Data shown:
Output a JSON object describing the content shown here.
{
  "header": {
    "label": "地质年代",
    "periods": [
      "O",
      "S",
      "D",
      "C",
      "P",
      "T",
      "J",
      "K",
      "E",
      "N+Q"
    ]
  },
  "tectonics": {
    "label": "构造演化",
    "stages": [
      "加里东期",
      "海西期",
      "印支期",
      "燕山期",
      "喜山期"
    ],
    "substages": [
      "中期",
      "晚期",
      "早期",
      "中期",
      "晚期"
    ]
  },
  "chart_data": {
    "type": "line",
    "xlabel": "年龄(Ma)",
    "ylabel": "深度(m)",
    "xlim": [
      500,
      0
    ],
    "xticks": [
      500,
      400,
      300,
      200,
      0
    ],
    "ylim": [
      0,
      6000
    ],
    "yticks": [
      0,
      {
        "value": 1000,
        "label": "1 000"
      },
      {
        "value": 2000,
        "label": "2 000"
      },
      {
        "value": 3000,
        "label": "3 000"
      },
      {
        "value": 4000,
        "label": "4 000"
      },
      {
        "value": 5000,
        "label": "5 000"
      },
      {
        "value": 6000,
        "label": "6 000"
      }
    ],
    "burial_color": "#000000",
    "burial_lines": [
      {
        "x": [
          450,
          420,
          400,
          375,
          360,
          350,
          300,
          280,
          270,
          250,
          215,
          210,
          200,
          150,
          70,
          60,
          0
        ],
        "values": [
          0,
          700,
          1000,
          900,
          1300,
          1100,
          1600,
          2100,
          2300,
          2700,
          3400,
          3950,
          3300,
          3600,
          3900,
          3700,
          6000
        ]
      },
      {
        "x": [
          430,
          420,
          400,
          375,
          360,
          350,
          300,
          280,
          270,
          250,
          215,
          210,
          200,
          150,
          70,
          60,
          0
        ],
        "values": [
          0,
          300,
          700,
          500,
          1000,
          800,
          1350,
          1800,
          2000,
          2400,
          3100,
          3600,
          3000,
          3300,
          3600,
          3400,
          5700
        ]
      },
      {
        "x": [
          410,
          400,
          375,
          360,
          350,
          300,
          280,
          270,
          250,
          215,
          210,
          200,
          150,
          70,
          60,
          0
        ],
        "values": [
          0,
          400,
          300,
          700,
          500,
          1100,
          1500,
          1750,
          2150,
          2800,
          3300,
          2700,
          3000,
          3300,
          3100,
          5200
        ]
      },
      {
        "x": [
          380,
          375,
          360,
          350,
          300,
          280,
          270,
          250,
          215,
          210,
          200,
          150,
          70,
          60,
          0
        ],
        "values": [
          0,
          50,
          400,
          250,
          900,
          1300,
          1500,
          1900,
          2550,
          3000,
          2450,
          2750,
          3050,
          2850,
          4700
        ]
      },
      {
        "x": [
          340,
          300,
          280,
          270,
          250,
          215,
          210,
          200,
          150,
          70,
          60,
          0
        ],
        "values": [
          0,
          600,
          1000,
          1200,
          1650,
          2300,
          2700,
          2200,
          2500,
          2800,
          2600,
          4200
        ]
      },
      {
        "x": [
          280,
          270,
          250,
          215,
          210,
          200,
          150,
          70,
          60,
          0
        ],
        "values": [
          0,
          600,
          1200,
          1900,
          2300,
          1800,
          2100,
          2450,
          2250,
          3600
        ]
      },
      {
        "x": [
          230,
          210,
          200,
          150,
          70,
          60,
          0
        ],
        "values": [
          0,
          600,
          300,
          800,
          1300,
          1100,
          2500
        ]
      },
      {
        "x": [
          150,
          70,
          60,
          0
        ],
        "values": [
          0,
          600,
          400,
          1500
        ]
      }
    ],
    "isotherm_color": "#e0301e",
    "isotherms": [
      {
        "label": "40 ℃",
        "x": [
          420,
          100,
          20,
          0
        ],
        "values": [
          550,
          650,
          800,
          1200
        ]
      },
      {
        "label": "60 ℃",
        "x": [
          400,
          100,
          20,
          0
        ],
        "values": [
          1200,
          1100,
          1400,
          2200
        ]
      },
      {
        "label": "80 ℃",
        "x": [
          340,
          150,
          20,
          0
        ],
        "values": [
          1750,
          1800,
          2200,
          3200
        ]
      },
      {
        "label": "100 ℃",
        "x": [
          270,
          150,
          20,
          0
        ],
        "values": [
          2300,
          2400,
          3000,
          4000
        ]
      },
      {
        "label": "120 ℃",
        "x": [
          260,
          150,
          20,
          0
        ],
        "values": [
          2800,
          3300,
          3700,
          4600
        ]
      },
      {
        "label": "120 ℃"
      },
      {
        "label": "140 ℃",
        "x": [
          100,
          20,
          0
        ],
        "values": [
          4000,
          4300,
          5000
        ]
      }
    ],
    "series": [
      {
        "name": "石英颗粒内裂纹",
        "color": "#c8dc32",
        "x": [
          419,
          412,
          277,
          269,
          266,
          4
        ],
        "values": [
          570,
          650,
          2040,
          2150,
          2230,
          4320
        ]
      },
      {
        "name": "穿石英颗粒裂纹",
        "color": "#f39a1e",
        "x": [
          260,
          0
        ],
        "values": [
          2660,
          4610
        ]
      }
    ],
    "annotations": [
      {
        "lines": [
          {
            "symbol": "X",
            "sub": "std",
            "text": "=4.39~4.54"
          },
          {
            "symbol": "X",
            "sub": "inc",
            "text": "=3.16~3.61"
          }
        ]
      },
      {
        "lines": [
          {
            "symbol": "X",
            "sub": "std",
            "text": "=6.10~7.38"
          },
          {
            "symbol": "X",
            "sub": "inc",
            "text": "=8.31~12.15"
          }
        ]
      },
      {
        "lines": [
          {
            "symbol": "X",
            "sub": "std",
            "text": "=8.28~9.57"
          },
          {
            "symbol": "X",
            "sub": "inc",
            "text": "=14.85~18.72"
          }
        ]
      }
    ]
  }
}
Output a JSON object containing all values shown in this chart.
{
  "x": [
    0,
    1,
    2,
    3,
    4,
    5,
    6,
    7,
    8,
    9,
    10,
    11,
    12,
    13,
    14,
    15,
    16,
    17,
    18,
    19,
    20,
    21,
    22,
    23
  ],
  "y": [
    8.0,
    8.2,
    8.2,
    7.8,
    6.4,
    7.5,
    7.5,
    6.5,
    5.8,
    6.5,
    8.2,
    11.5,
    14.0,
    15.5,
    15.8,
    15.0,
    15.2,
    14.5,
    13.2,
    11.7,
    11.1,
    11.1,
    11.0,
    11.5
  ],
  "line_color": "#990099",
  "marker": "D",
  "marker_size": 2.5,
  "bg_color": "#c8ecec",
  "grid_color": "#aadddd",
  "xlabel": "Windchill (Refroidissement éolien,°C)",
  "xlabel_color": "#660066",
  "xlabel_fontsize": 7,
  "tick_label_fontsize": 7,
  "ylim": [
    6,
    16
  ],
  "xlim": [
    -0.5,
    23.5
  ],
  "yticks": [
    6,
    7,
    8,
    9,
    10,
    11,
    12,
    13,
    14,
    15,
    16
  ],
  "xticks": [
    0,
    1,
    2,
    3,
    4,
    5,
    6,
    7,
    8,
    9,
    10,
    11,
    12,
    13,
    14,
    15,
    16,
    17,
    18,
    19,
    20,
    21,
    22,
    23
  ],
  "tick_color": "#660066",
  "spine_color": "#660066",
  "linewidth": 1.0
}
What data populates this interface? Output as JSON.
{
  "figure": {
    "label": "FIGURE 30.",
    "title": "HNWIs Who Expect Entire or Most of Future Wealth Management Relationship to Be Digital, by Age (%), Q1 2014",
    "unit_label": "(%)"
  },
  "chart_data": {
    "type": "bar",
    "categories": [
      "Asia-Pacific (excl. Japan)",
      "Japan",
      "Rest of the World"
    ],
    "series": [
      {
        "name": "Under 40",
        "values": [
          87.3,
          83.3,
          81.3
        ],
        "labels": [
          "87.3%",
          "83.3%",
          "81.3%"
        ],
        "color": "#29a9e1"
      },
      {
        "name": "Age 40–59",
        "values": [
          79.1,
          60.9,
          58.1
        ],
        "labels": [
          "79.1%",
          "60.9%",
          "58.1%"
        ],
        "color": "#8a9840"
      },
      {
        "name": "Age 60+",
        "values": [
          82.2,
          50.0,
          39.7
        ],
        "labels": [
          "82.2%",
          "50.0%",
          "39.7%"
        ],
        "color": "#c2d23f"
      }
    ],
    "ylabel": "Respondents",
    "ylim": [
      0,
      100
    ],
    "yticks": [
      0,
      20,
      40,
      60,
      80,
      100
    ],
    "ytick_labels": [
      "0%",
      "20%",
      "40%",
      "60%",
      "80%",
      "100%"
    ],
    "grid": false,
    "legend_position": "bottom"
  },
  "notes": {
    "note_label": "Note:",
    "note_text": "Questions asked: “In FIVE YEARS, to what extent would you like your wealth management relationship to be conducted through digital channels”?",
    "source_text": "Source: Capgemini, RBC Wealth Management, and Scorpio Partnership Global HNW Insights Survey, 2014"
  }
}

Given instruction:
Note every line above where the string "Output" shows up, and copy those lines.

Solution below:
Output a JSON object describing the content shown here.
Output a JSON object containing all values shown in this chart.
What data populates this interface? Output as JSON.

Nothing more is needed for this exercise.